Every line holding the string "woman" should be gathered.

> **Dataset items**
****

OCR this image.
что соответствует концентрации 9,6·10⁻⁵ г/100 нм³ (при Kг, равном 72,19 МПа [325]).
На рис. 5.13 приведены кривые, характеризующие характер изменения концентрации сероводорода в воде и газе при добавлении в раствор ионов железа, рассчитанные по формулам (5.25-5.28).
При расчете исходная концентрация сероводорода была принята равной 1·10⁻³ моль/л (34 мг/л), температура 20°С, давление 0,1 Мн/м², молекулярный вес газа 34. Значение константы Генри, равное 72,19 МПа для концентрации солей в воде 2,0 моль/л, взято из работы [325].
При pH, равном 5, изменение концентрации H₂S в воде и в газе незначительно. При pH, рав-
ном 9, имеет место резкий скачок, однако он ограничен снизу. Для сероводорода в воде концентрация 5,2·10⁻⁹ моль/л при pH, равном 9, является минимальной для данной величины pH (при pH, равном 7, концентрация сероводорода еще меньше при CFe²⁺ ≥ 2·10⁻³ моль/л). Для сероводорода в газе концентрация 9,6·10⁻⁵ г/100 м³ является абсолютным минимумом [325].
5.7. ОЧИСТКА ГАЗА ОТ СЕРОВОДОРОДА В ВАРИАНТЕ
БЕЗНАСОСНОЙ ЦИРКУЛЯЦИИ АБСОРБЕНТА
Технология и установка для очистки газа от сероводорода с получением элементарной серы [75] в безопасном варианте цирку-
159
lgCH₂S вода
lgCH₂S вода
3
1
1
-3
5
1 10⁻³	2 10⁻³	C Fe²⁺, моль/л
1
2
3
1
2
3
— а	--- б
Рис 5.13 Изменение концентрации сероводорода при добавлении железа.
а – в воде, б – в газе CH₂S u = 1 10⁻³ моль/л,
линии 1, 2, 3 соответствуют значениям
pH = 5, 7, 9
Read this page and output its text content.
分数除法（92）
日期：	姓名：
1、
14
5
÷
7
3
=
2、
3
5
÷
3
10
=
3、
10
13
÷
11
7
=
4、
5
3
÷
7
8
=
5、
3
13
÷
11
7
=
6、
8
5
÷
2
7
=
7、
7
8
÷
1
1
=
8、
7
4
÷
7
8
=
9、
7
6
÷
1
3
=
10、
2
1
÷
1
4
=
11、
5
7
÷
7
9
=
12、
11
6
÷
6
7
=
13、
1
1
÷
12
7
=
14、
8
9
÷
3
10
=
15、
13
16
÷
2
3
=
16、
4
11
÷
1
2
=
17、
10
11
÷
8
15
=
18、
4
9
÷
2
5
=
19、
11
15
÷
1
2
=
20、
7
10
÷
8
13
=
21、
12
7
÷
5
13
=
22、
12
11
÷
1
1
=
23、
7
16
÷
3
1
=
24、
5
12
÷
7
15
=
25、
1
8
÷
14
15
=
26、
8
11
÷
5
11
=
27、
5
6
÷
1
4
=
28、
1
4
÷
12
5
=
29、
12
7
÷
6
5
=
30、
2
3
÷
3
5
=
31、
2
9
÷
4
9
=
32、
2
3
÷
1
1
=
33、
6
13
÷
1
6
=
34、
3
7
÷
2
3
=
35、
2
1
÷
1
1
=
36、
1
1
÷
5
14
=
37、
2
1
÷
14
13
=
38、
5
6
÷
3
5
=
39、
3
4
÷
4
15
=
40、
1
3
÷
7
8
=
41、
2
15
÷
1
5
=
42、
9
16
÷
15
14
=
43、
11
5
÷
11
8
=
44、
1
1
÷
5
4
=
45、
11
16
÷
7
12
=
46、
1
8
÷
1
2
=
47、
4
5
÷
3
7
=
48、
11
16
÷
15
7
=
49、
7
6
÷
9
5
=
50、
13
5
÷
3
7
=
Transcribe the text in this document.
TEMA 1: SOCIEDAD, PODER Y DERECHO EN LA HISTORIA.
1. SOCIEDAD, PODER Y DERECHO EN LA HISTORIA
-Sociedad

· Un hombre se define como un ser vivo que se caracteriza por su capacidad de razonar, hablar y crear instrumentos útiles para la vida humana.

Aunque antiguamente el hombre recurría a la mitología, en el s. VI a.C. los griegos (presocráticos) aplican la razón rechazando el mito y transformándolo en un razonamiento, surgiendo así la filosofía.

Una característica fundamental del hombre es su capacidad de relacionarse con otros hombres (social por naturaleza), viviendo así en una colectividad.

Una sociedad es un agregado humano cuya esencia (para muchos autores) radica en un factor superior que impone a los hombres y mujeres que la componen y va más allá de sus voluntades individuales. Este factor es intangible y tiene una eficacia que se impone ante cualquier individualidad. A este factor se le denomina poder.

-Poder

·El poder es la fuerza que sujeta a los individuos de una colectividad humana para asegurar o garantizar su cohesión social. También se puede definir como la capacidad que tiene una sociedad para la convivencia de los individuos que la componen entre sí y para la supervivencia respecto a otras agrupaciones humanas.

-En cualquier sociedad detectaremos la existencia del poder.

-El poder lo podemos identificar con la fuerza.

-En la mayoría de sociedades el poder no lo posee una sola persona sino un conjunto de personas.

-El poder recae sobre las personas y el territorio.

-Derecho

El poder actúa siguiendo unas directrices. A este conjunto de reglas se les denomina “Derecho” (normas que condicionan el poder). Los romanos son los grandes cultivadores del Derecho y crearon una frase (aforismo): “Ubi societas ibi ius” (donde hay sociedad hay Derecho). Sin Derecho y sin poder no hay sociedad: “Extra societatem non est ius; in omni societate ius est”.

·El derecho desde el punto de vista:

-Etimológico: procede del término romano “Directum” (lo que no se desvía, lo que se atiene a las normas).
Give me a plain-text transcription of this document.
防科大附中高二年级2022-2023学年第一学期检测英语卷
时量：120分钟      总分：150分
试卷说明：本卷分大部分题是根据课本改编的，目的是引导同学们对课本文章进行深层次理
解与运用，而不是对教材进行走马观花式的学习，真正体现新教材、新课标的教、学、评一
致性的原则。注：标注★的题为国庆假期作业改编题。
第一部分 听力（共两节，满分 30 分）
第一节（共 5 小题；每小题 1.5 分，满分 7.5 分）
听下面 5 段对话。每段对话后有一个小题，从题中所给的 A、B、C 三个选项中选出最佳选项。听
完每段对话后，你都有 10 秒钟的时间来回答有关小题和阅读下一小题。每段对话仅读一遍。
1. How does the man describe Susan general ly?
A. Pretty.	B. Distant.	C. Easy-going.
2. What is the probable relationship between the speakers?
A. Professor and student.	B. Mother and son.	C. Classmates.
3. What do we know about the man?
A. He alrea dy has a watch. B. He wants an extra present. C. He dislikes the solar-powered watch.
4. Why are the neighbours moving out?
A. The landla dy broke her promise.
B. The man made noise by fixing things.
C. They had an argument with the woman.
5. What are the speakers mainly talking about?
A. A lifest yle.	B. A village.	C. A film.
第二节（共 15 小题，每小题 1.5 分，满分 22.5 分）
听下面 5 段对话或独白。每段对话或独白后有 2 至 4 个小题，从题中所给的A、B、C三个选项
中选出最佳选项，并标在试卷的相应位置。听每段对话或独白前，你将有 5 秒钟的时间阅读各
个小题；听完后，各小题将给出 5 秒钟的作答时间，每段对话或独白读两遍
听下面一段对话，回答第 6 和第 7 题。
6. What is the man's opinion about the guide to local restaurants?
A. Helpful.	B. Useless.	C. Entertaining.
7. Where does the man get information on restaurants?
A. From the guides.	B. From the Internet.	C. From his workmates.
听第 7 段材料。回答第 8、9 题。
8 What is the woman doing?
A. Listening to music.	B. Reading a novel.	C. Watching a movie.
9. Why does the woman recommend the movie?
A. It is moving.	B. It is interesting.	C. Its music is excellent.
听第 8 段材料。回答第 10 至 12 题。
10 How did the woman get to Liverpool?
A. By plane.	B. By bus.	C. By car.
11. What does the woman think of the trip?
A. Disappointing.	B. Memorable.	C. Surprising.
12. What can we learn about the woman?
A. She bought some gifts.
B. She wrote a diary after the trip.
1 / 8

****

> **Response to this task**
C. They had an argument with the woman.
8 What is the woman doing?
9. Why does the woman recommend the movie?
10 How did the woman get to Liverpool?
11. What does the woman think of the trip?
12. What can we learn about the woman?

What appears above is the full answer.